_RAW RECORDS_:

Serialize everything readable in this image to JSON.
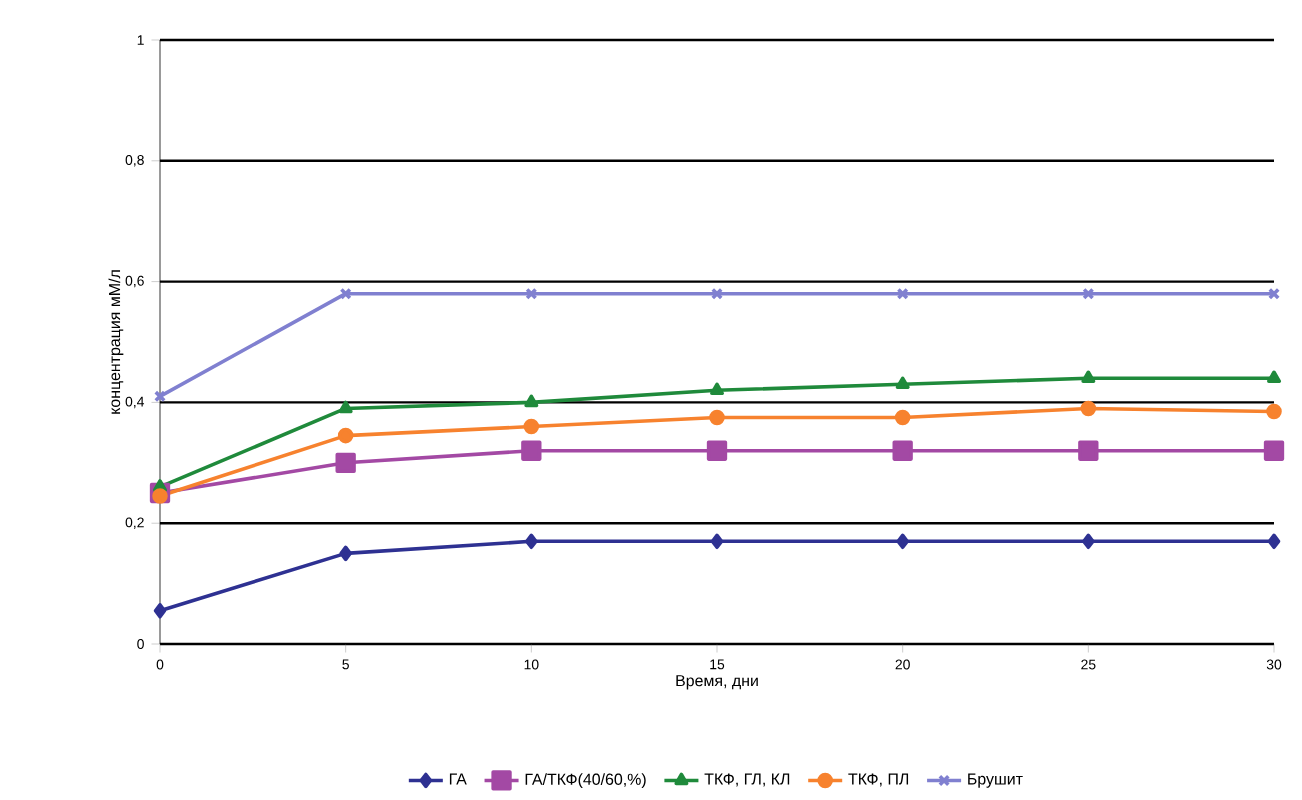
{
  "chart_data": {
    "type": "line",
    "xlabel": "Время, дни",
    "ylabel": "концентрация мМ/л",
    "x": [
      0,
      5,
      10,
      15,
      20,
      25,
      30
    ],
    "series": [
      {
        "name": "ГА",
        "color": "#2e3192",
        "marker": "diamond",
        "values": [
          0.055,
          0.15,
          0.17,
          0.17,
          0.17,
          0.17,
          0.17
        ]
      },
      {
        "name": "ГА/ТКФ(40/60,%)",
        "color": "#a349a4",
        "marker": "square",
        "values": [
          0.25,
          0.3,
          0.32,
          0.32,
          0.32,
          0.32,
          0.32
        ]
      },
      {
        "name": "ТКФ, ГЛ, КЛ",
        "color": "#1f8a3b",
        "marker": "triangle",
        "values": [
          0.26,
          0.39,
          0.4,
          0.42,
          0.43,
          0.44,
          0.44
        ]
      },
      {
        "name": "ТКФ, ПЛ",
        "color": "#f7822e",
        "marker": "circle",
        "values": [
          0.245,
          0.345,
          0.36,
          0.375,
          0.375,
          0.39,
          0.385
        ]
      },
      {
        "name": "Брушит",
        "color": "#8080d0",
        "marker": "cross",
        "values": [
          0.41,
          0.58,
          0.58,
          0.58,
          0.58,
          0.58,
          0.58
        ]
      }
    ],
    "xlim": [
      0,
      30
    ],
    "xticks": [
      0,
      5,
      10,
      15,
      20,
      25,
      30
    ],
    "ylim": [
      0,
      1
    ],
    "yticks": [
      0,
      {
        "value": 0.2,
        "label": "0,2"
      },
      {
        "value": 0.4,
        "label": "0,4"
      },
      {
        "value": 0.6,
        "label": "0,6"
      },
      {
        "value": 0.8,
        "label": "0,8"
      },
      1
    ],
    "grid": "y",
    "legend": "bottom"
  }
}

_WHAT NEEDS TO BE DONE_: Leave out the pictures and transcribe everything else exactly.

_TASK OUTPUT_:
Serialize everything readable in this image to JSON.
{
  "chart_data": {
    "type": "line",
    "xlabel": "Время, дни",
    "ylabel": "концентрация мМ/л",
    "x": [
      0,
      5,
      10,
      15,
      20,
      25,
      30
    ],
    "series": [
      {
        "name": "ГА",
        "color": "#2e3192",
        "marker": "diamond",
        "values": [
          0.055,
          0.15,
          0.17,
          0.17,
          0.17,
          0.17,
          0.17
        ]
      },
      {
        "name": "ГА/ТКФ(40/60,%)",
        "color": "#a349a4",
        "marker": "square",
        "values": [
          0.25,
          0.3,
          0.32,
          0.32,
          0.32,
          0.32,
          0.32
        ]
      },
      {
        "name": "ТКФ, ГЛ, КЛ",
        "color": "#1f8a3b",
        "marker": "triangle",
        "values": [
          0.26,
          0.39,
          0.4,
          0.42,
          0.43,
          0.44,
          0.44
        ]
      },
      {
        "name": "ТКФ, ПЛ",
        "color": "#f7822e",
        "marker": "circle",
        "values": [
          0.245,
          0.345,
          0.36,
          0.375,
          0.375,
          0.39,
          0.385
        ]
      },
      {
        "name": "Брушит",
        "color": "#8080d0",
        "marker": "cross",
        "values": [
          0.41,
          0.58,
          0.58,
          0.58,
          0.58,
          0.58,
          0.58
        ]
      }
    ],
    "xlim": [
      0,
      30
    ],
    "xticks": [
      0,
      5,
      10,
      15,
      20,
      25,
      30
    ],
    "ylim": [
      0,
      1
    ],
    "yticks": [
      0,
      {
        "value": 0.2,
        "label": "0,2"
      },
      {
        "value": 0.4,
        "label": "0,4"
      },
      {
        "value": 0.6,
        "label": "0,6"
      },
      {
        "value": 0.8,
        "label": "0,8"
      },
      1
    ],
    "grid": "y",
    "legend": "bottom"
  }
}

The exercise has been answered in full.